(Dataset entries)
════════════════════

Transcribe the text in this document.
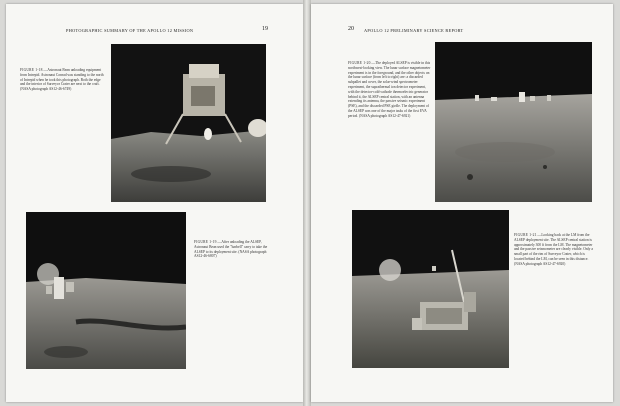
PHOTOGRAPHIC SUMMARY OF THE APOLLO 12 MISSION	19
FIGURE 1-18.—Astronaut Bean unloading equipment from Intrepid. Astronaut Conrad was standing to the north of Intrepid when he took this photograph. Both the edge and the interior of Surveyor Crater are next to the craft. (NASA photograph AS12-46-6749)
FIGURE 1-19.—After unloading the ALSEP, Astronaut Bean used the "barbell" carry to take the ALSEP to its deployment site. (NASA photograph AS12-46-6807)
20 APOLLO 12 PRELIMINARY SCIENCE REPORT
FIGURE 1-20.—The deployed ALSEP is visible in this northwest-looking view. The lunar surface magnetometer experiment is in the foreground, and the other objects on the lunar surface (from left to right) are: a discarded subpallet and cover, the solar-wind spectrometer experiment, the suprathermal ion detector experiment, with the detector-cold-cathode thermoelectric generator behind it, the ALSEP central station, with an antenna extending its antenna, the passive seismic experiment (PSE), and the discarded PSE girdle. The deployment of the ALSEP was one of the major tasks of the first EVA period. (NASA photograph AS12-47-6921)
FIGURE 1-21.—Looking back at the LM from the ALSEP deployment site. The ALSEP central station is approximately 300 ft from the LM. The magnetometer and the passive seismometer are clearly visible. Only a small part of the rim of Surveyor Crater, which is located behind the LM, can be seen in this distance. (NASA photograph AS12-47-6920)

════════════════════

Short task.
Go through the preceding material and copy each line that has the word "APOLLO".

Reply to the exercise.
PHOTOGRAPHIC SUMMARY OF THE APOLLO 12 MISSION	19
20 APOLLO 12 PRELIMINARY SCIENCE REPORT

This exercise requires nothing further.